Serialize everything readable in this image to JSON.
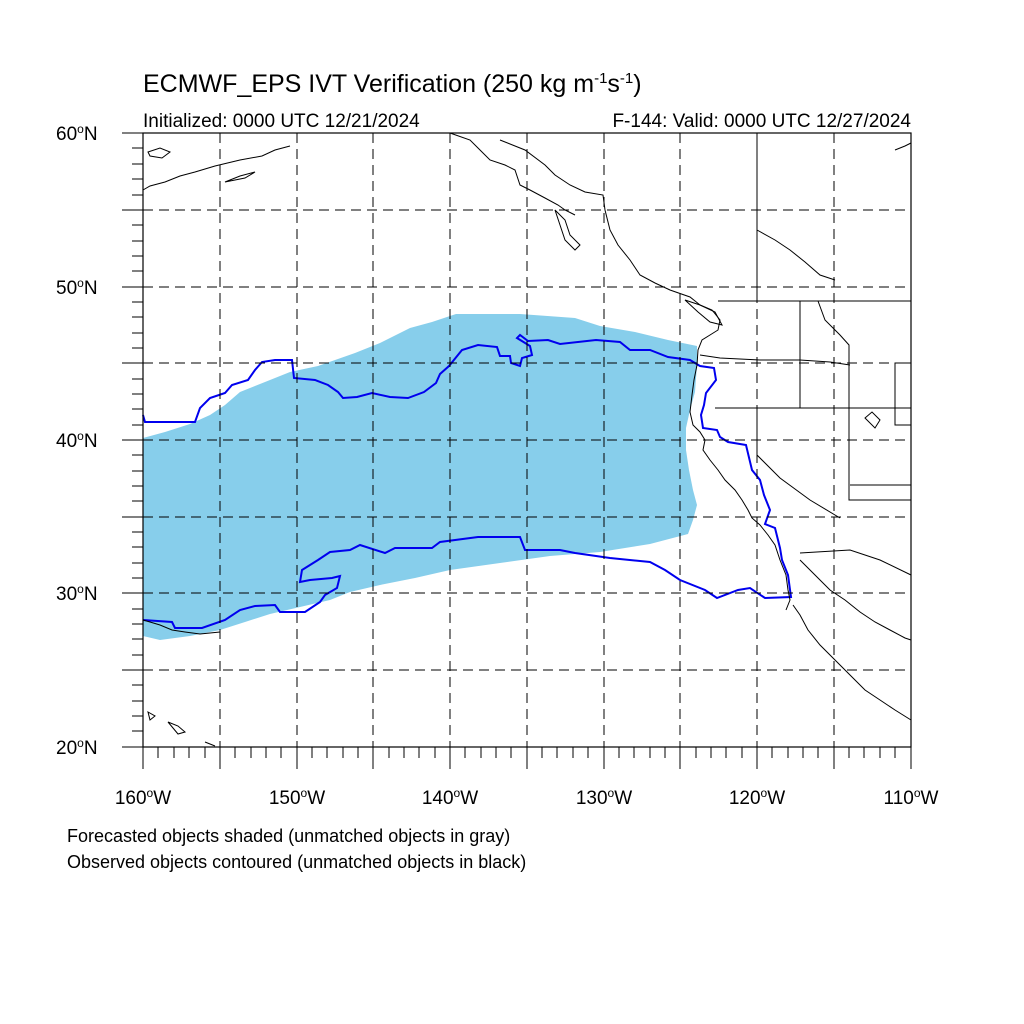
{
  "title": {
    "prefix": "ECMWF_EPS IVT Verification (250 kg m",
    "exp1": "-1",
    "mid": "s",
    "exp2": "-1",
    "suffix": ")"
  },
  "subtitle_left": "Initialized: 0000 UTC 12/21/2024",
  "subtitle_right": "F-144: Valid: 0000 UTC 12/27/2024",
  "lat_labels": [
    {
      "value": "60",
      "hemi": "N"
    },
    {
      "value": "50",
      "hemi": "N"
    },
    {
      "value": "40",
      "hemi": "N"
    },
    {
      "value": "30",
      "hemi": "N"
    },
    {
      "value": "20",
      "hemi": "N"
    }
  ],
  "lon_labels": [
    {
      "value": "160",
      "hemi": "W"
    },
    {
      "value": "150",
      "hemi": "W"
    },
    {
      "value": "140",
      "hemi": "W"
    },
    {
      "value": "130",
      "hemi": "W"
    },
    {
      "value": "120",
      "hemi": "W"
    },
    {
      "value": "110",
      "hemi": "W"
    }
  ],
  "degree_symbol": "o",
  "notes": [
    "Forecasted objects shaded (unmatched objects in gray)",
    "Observed objects contoured (unmatched objects in black)"
  ],
  "map": {
    "lon_range": [
      -160,
      -110
    ],
    "lat_range": [
      20,
      60
    ],
    "projection": "equirectangular",
    "grid": "dashed every 5 degrees",
    "forecast_fill_color": "#87CEEB",
    "observed_contour_color": "#0000EE",
    "coastline_color": "#000000"
  }
}
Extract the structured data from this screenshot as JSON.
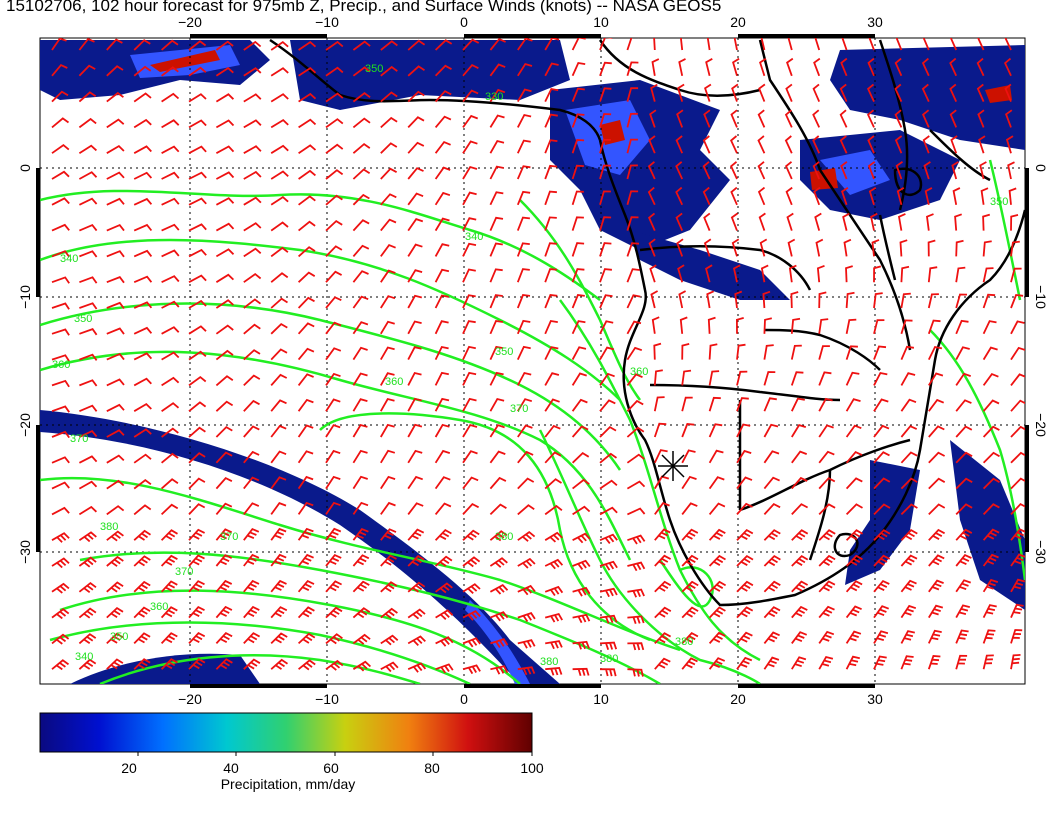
{
  "title": "15102706, 102 hour forecast for 975mb Z, Precip., and Surface Winds (knots) -- NASA GEOS5",
  "lon_ticks": [
    "−20",
    "−10",
    "0",
    "10",
    "20",
    "30"
  ],
  "lat_ticks": [
    "0",
    "−10",
    "−20",
    "−30"
  ],
  "contour_labels": [
    "350",
    "340",
    "350",
    "360",
    "370",
    "340",
    "350",
    "360",
    "370",
    "380",
    "370",
    "370",
    "360",
    "350",
    "340",
    "380",
    "380",
    "380",
    "360",
    "380",
    "350",
    "330"
  ],
  "colorbar": {
    "ticks": [
      "20",
      "40",
      "60",
      "80",
      "100"
    ],
    "label": "Precipitation, mm/day",
    "range": [
      0,
      100
    ]
  },
  "colors": {
    "contour": "#22ee22",
    "barb": "#ee1111",
    "precip_low": "#0a1a8c",
    "precip_mid": "#3355ff",
    "precip_high": "#cc1100",
    "coast": "#000000"
  },
  "marker": "station-star"
}
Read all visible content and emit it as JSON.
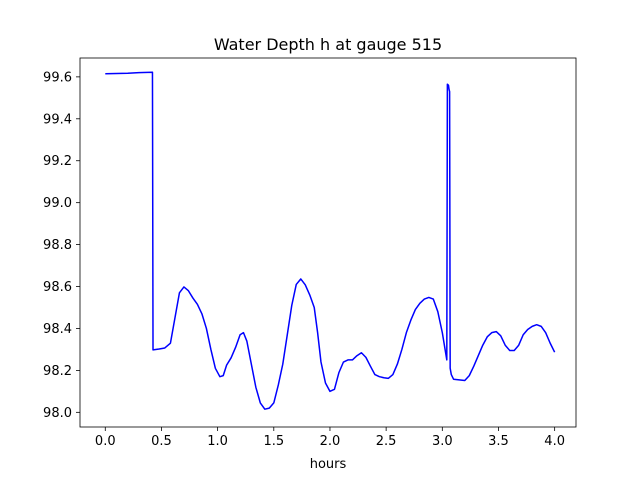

=====

▶ _Written instruction_
Scan the data above; copy every line where "value" appears.

▶ _In response_
      "value": "60",
      "value": "50",
      "value": "40",
      "value": "30",
      "value": "20",
      "value": "160",
      "value": "150",
      "value": "140",
      "value": "130",
      "value": "120",
      "value": "110",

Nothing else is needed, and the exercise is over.